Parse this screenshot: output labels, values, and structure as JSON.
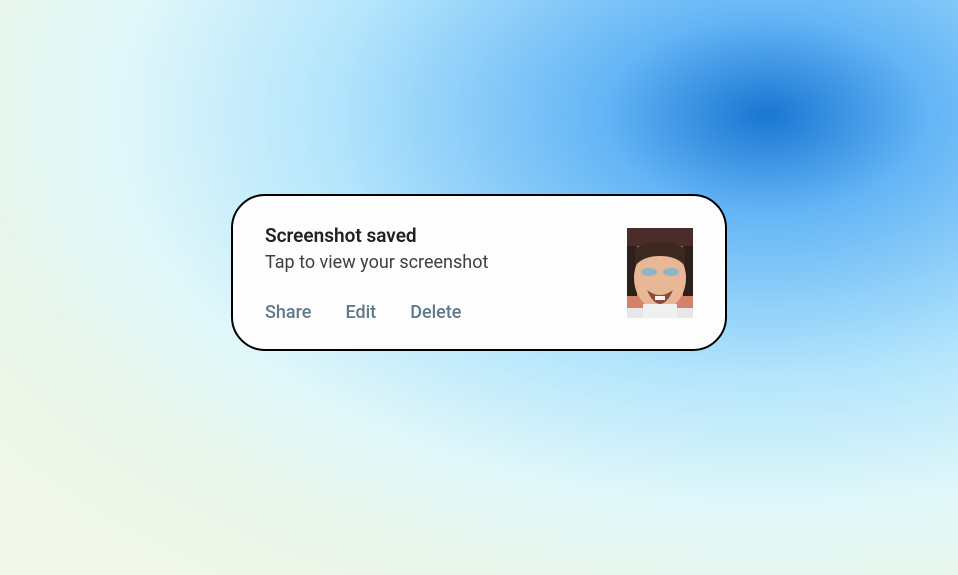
{
  "notification": {
    "title": "Screenshot saved",
    "subtitle": "Tap to view your screenshot",
    "actions": {
      "share": "Share",
      "edit": "Edit",
      "delete": "Delete"
    },
    "thumbnail_alt": "screenshot-thumbnail"
  },
  "colors": {
    "action_text": "#5f7a8a",
    "title_text": "#202124",
    "subtitle_text": "#3c4043"
  }
}
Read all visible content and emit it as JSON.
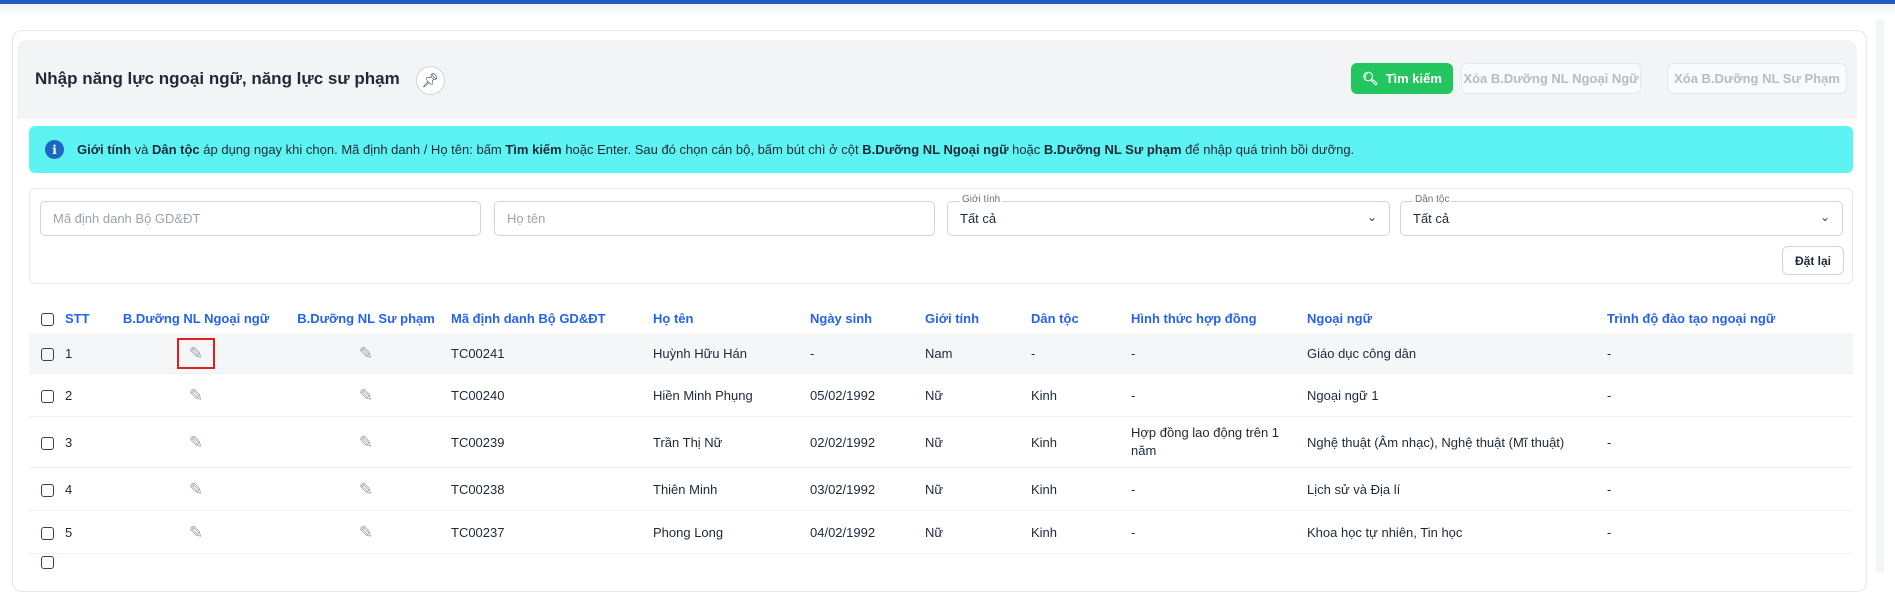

[Problem statement] Quote the preceding listing precisely and completely, omitting its images.

[Exercise solution]
Parse this screenshot: output labels, values, and structure as JSON.
{
  "notification": {
    "title": "Screenshot saved",
    "subtitle": "Tap to view your screenshot",
    "actions": {
      "share": "Share",
      "edit": "Edit",
      "delete": "Delete"
    },
    "thumbnail_alt": "screenshot-thumbnail"
  },
  "colors": {
    "action_text": "#5f7a8a",
    "title_text": "#202124",
    "subtitle_text": "#3c4043"
  }
}
Read all visible content and emit it as JSON.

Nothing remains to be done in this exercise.